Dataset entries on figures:

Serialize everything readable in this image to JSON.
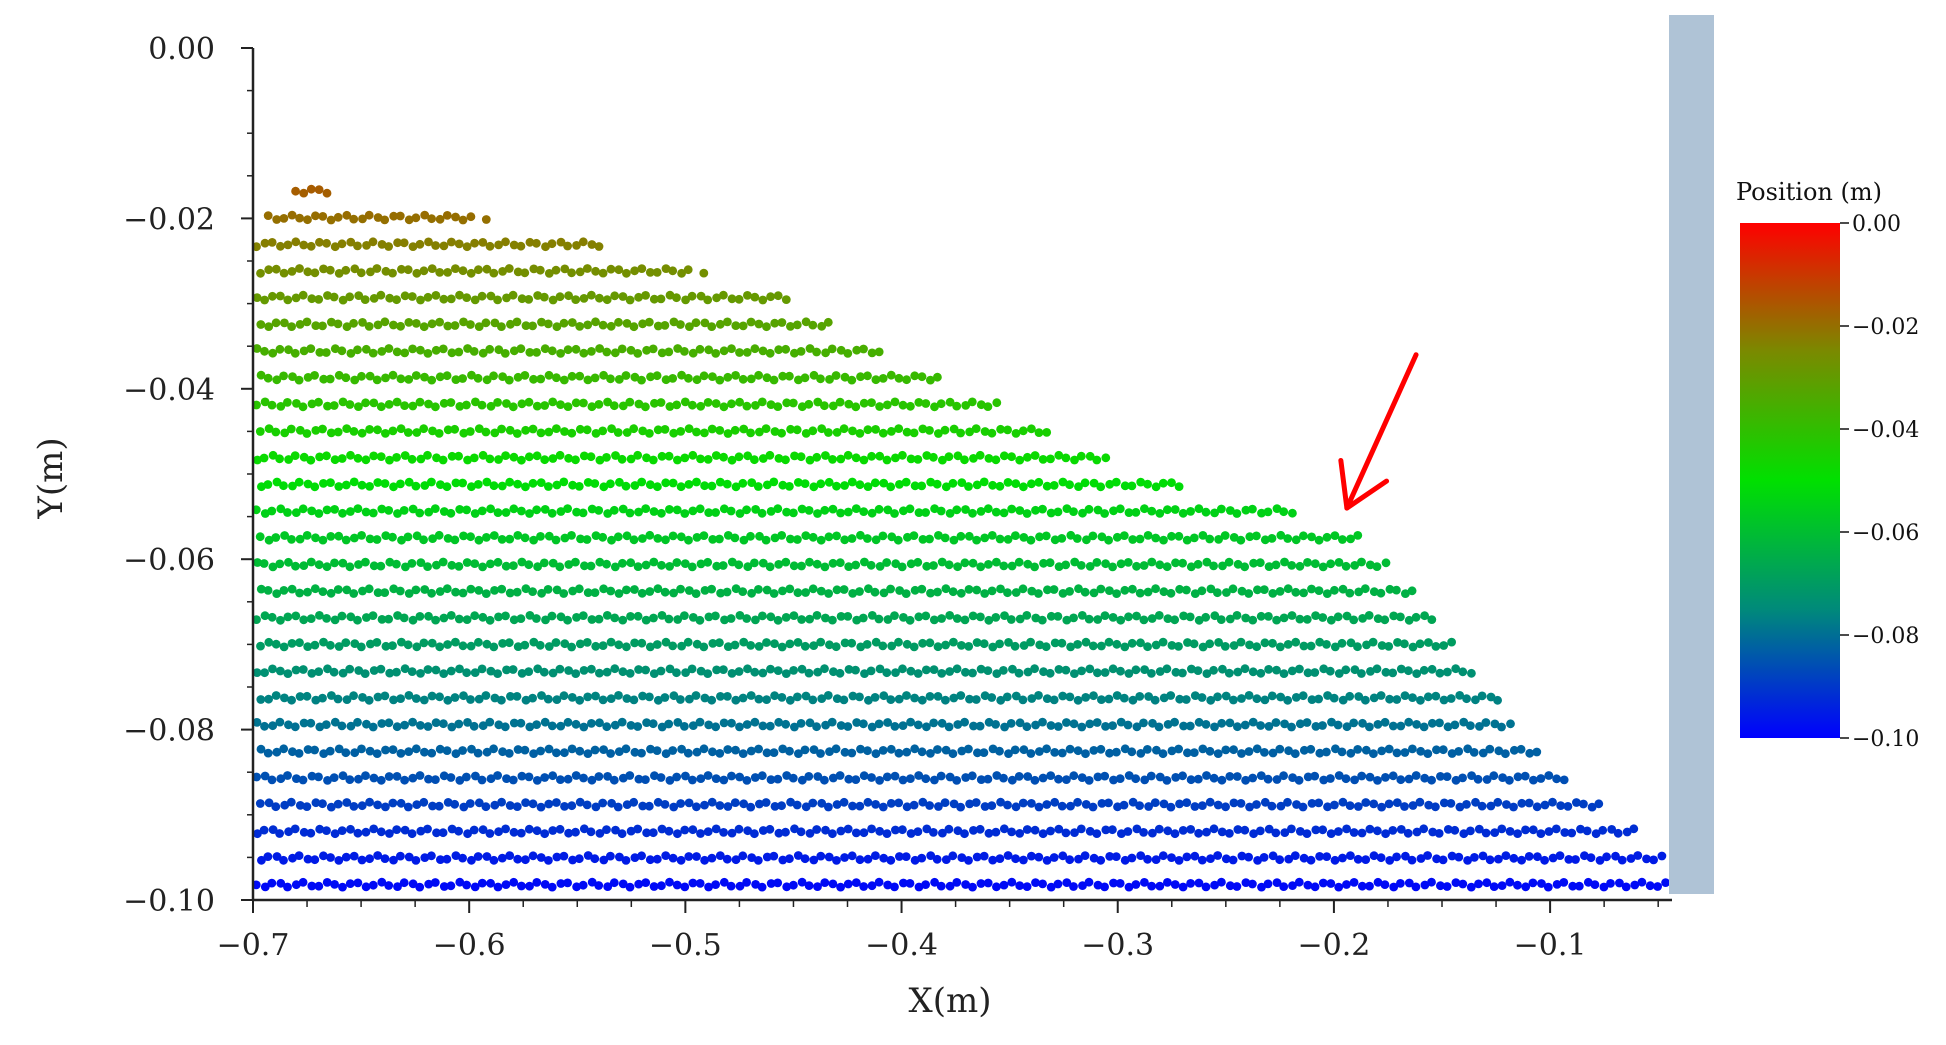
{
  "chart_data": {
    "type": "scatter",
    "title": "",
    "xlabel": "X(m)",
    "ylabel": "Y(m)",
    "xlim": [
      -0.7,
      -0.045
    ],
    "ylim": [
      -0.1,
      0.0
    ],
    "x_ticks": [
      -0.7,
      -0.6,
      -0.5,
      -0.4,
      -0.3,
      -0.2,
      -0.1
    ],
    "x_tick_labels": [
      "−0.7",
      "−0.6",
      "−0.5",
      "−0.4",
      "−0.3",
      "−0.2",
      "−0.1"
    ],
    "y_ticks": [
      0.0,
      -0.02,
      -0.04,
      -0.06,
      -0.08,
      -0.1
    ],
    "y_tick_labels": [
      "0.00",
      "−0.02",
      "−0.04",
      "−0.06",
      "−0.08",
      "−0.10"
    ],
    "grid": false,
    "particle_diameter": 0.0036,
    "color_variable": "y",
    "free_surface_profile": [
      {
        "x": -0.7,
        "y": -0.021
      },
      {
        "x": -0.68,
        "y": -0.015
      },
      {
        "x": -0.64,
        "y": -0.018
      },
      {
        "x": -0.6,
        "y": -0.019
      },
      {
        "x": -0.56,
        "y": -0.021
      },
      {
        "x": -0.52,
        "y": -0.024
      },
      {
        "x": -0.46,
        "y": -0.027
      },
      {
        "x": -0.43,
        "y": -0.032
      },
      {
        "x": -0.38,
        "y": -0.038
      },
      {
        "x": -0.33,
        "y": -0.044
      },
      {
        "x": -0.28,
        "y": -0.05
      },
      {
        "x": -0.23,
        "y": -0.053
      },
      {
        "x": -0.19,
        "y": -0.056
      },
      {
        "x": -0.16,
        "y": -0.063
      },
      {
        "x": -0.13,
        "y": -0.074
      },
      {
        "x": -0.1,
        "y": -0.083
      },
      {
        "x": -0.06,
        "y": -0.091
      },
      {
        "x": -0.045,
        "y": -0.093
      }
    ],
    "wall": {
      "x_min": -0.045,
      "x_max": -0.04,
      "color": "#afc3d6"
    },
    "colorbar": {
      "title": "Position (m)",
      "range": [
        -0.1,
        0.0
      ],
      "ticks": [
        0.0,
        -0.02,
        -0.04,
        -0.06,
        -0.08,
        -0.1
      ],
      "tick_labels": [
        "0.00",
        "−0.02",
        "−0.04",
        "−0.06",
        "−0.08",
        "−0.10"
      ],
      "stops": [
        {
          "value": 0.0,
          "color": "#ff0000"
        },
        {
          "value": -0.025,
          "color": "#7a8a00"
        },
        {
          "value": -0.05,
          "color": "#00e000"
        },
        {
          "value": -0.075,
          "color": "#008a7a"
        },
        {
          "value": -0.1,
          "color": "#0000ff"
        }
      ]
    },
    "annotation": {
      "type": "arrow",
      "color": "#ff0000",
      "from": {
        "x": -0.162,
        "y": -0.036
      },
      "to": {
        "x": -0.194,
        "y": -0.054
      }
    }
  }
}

> Directions for this task
Copy all lines from the listing that contain "value".

> Final answer
          "value": 0.0,
          "value": -0.025,
          "value": -0.05,
          "value": -0.075,
          "value": -0.1,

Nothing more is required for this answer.